**Dataset entries:**
▬▬▬▬▬▬▬▬▬▬
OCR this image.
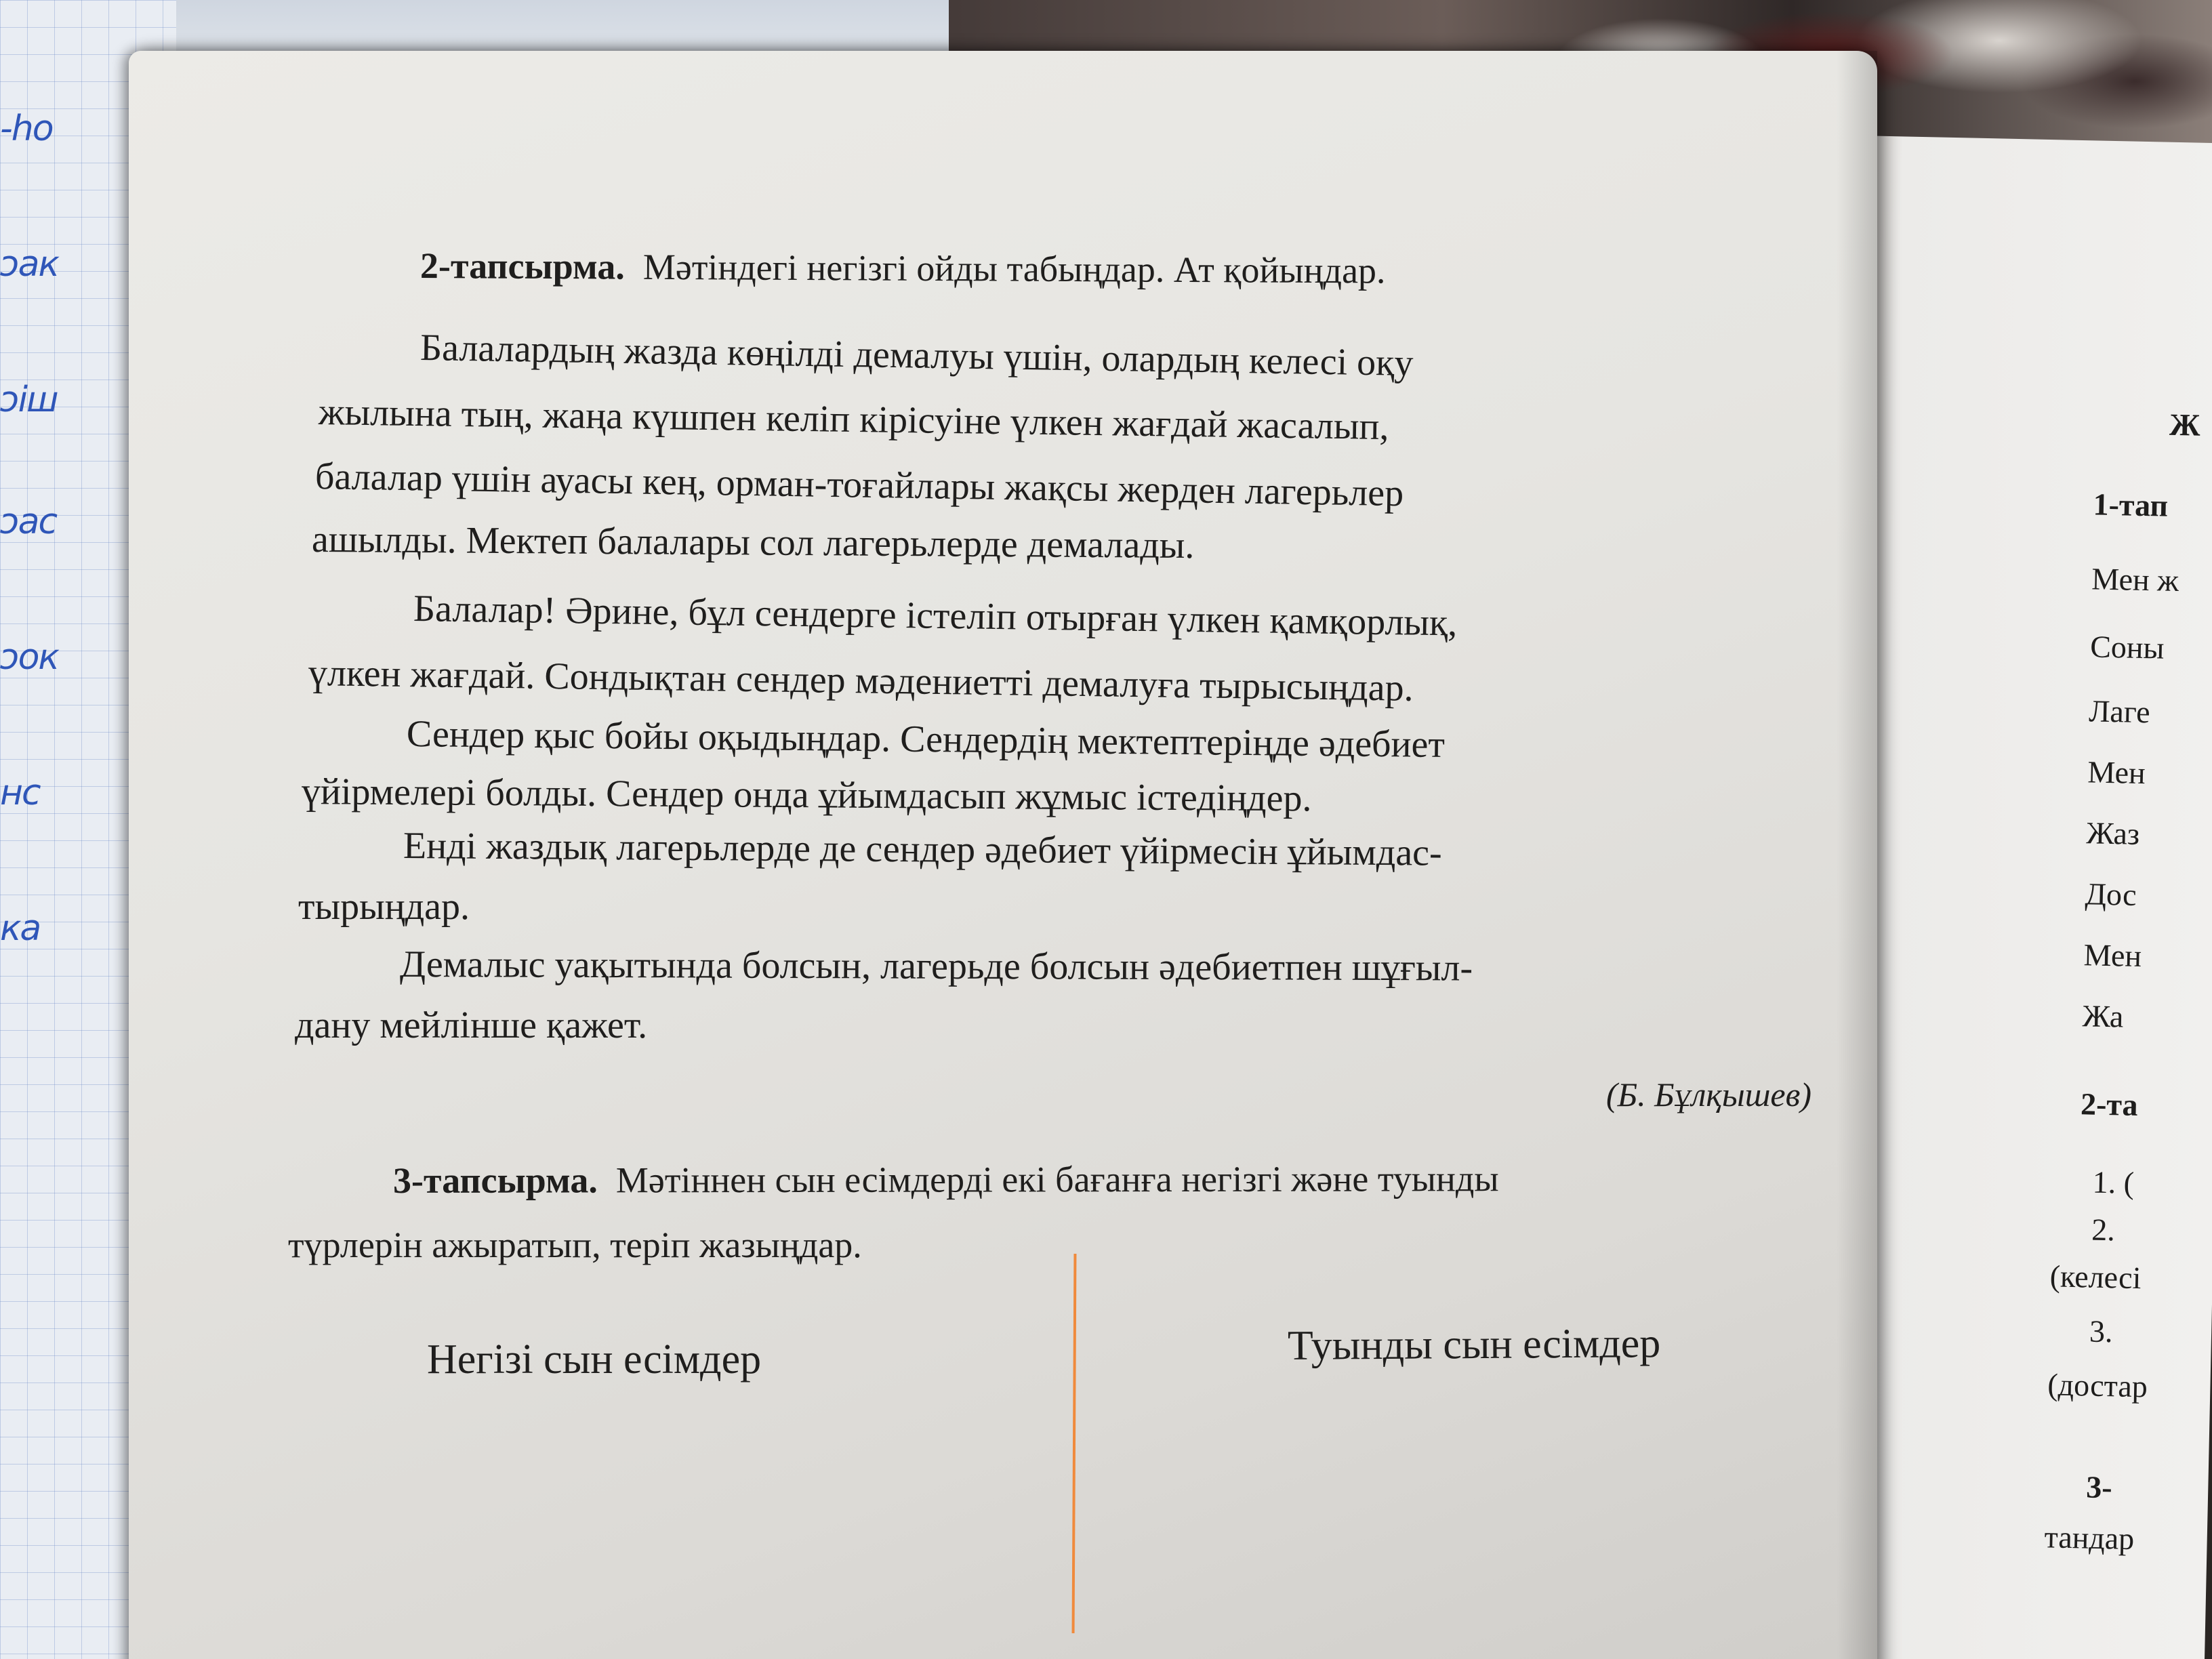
-hо
ɔак
ɔіш
ɔас
ɔок
нс
ка
Ж
1-тап
Мен ж
Соны
Лаге
Мен
Жаз
Дос
Мен
Жа
2-та
1. (
2.
(келесі
3.
(достар
3-
тандар
2-тапсырма. Мәтіндегі негізгі ойды табыңдар. Ат қойыңдар.
Балалардың жазда көңілді демалуы үшін, олардың келесі оқу
жылына тың, жаңа күшпен келіп кірісуіне үлкен жағдай жасалып,
балалар үшін ауасы кең, орман-тоғайлары жақсы жерден лагерьлер
ашылды. Мектеп балалары сол лагерьлерде демалады.
Балалар! Әрине, бұл сендерге істеліп отырған үлкен қамқорлық,
үлкен жағдай. Сондықтан сендер мәдениетті демалуға тырысыңдар.
Сендер қыс бойы оқыдыңдар. Сендердің мектептеріңде әдебиет
үйірмелері болды. Сендер онда ұйымдасып жұмыс істедіңдер.
Енді жаздық лагерьлерде де сендер әдебиет үйірмесін ұйымдас-
тырыңдар.
Демалыс уақытында болсын, лагерьде болсын әдебиетпен шұғыл-
дану мейлінше қажет.
(Б. Бұлқышев)
3-тапсырма. Мәтіннен сын есімдерді екі бағанға негізгі және туынды
түрлерін ажыратып, теріп жазыңдар.
Негізі сын есімдер	Туынды сын есімдер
▬▬▬▬▬▬▬▬▬▬
Copy the whole of the material above exactly, but not its images.

**REPLY:**
OCR this image.
-hо
ɔак
ɔіш
ɔас
ɔок
нс
ка
Ж
1-тап
Мен ж
Соны
Лаге
Мен
Жаз
Дос
Мен
Жа
2-та
1. (
2.
(келесі
3.
(достар
3-
тандар
2-тапсырма. Мәтіндегі негізгі ойды табыңдар. Ат қойыңдар.
Балалардың жазда көңілді демалуы үшін, олардың келесі оқу
жылына тың, жаңа күшпен келіп кірісуіне үлкен жағдай жасалып,
балалар үшін ауасы кең, орман-тоғайлары жақсы жерден лагерьлер
ашылды. Мектеп балалары сол лагерьлерде демалады.
Балалар! Әрине, бұл сендерге істеліп отырған үлкен қамқорлық,
үлкен жағдай. Сондықтан сендер мәдениетті демалуға тырысыңдар.
Сендер қыс бойы оқыдыңдар. Сендердің мектептеріңде әдебиет
үйірмелері болды. Сендер онда ұйымдасып жұмыс істедіңдер.
Енді жаздық лагерьлерде де сендер әдебиет үйірмесін ұйымдас-
тырыңдар.
Демалыс уақытында болсын, лагерьде болсын әдебиетпен шұғыл-
дану мейлінше қажет.
(Б. Бұлқышев)
3-тапсырма. Мәтіннен сын есімдерді екі бағанға негізгі және туынды
түрлерін ажыратып, теріп жазыңдар.
Негізі сын есімдер	Туынды сын есімдер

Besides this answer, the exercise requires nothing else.